REQUIREMENTS
Write out the whole listing again, exactly.

==================================================

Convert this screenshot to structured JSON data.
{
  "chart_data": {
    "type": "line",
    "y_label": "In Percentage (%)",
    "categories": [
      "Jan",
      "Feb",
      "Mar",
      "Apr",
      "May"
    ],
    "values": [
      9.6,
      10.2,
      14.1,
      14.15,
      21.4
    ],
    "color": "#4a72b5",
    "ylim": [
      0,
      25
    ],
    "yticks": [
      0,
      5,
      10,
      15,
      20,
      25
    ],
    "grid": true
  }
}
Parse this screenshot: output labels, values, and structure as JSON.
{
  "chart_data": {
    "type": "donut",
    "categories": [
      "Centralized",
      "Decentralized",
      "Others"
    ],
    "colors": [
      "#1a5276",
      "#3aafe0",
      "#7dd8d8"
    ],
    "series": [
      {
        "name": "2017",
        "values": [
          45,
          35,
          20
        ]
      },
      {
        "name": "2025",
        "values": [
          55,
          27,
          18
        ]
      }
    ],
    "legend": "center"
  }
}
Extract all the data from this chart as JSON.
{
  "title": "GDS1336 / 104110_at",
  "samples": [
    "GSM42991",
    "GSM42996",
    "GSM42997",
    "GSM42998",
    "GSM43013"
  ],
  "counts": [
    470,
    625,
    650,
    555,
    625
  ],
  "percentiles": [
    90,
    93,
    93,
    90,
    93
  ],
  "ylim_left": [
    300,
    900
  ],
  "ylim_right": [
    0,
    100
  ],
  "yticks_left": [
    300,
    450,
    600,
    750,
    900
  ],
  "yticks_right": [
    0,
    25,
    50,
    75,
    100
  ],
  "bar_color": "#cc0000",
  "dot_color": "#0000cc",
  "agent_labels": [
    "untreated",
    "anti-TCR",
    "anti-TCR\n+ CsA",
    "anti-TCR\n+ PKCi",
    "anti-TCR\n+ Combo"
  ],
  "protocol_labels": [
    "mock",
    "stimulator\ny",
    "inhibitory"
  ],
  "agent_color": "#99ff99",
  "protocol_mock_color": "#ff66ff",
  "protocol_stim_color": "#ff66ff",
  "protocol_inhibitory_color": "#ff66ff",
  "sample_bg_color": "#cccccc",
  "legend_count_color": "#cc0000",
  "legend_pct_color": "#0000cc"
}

==================================================

CORRECT RESULT
Convert this screenshot to structured JSON data.
{
  "chart_data": {
    "type": "line",
    "y_label": "In Percentage (%)",
    "categories": [
      "Jan",
      "Feb",
      "Mar",
      "Apr",
      "May"
    ],
    "values": [
      9.6,
      10.2,
      14.1,
      14.15,
      21.4
    ],
    "color": "#4a72b5",
    "ylim": [
      0,
      25
    ],
    "yticks": [
      0,
      5,
      10,
      15,
      20,
      25
    ],
    "grid": true
  }
}
Parse this screenshot: output labels, values, and structure as JSON.
{
  "chart_data": {
    "type": "donut",
    "categories": [
      "Centralized",
      "Decentralized",
      "Others"
    ],
    "colors": [
      "#1a5276",
      "#3aafe0",
      "#7dd8d8"
    ],
    "series": [
      {
        "name": "2017",
        "values": [
          45,
          35,
          20
        ]
      },
      {
        "name": "2025",
        "values": [
          55,
          27,
          18
        ]
      }
    ],
    "legend": "center"
  }
}
Extract all the data from this chart as JSON.
{
  "title": "GDS1336 / 104110_at",
  "samples": [
    "GSM42991",
    "GSM42996",
    "GSM42997",
    "GSM42998",
    "GSM43013"
  ],
  "counts": [
    470,
    625,
    650,
    555,
    625
  ],
  "percentiles": [
    90,
    93,
    93,
    90,
    93
  ],
  "ylim_left": [
    300,
    900
  ],
  "ylim_right": [
    0,
    100
  ],
  "yticks_left": [
    300,
    450,
    600,
    750,
    900
  ],
  "yticks_right": [
    0,
    25,
    50,
    75,
    100
  ],
  "bar_color": "#cc0000",
  "dot_color": "#0000cc",
  "agent_labels": [
    "untreated",
    "anti-TCR",
    "anti-TCR\n+ CsA",
    "anti-TCR\n+ PKCi",
    "anti-TCR\n+ Combo"
  ],
  "protocol_labels": [
    "mock",
    "stimulator\ny",
    "inhibitory"
  ],
  "agent_color": "#99ff99",
  "protocol_mock_color": "#ff66ff",
  "protocol_stim_color": "#ff66ff",
  "protocol_inhibitory_color": "#ff66ff",
  "sample_bg_color": "#cccccc",
  "legend_count_color": "#cc0000",
  "legend_pct_color": "#0000cc"
}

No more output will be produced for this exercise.